[Records]
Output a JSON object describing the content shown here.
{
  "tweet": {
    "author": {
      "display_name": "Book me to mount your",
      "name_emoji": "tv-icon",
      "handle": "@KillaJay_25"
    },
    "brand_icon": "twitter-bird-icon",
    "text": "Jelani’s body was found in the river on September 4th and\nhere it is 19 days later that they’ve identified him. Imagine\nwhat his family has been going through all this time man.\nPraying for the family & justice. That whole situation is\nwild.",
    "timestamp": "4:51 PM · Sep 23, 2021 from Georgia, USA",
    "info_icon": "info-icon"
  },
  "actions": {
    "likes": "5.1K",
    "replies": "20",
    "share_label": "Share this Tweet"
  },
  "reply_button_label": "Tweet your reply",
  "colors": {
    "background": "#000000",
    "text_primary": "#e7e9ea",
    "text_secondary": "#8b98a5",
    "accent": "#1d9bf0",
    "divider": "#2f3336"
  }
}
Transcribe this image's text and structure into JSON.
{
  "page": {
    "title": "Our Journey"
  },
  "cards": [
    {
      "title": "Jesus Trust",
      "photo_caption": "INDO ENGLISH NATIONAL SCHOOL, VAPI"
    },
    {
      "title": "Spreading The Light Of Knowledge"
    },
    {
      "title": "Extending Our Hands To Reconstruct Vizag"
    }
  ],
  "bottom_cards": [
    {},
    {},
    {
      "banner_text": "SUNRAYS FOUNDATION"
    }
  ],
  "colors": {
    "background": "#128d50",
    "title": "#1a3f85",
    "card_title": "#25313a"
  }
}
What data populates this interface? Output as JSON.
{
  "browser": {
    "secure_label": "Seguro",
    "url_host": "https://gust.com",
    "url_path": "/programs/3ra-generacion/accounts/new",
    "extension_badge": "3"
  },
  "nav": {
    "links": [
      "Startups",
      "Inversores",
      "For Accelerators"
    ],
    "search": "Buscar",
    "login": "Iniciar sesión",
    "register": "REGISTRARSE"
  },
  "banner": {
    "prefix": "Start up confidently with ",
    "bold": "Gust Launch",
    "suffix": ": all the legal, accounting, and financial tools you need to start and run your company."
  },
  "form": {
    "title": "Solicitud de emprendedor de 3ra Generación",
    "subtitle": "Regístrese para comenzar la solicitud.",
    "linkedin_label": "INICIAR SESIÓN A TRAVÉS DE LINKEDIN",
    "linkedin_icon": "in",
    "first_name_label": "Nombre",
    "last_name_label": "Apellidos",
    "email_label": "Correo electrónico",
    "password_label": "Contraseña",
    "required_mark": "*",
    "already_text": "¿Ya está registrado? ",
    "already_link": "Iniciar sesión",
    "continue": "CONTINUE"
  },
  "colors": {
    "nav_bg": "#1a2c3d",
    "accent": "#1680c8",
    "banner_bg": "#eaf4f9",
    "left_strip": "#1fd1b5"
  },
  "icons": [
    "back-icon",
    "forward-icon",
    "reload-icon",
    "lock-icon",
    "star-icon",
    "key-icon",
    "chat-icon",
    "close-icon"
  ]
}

__YOUR TASK__:
Return a copy of every line that includes the word "background".

__RESULT OF THE EXERCISE__:
    "background": "#000000",
    "background": "#128d50",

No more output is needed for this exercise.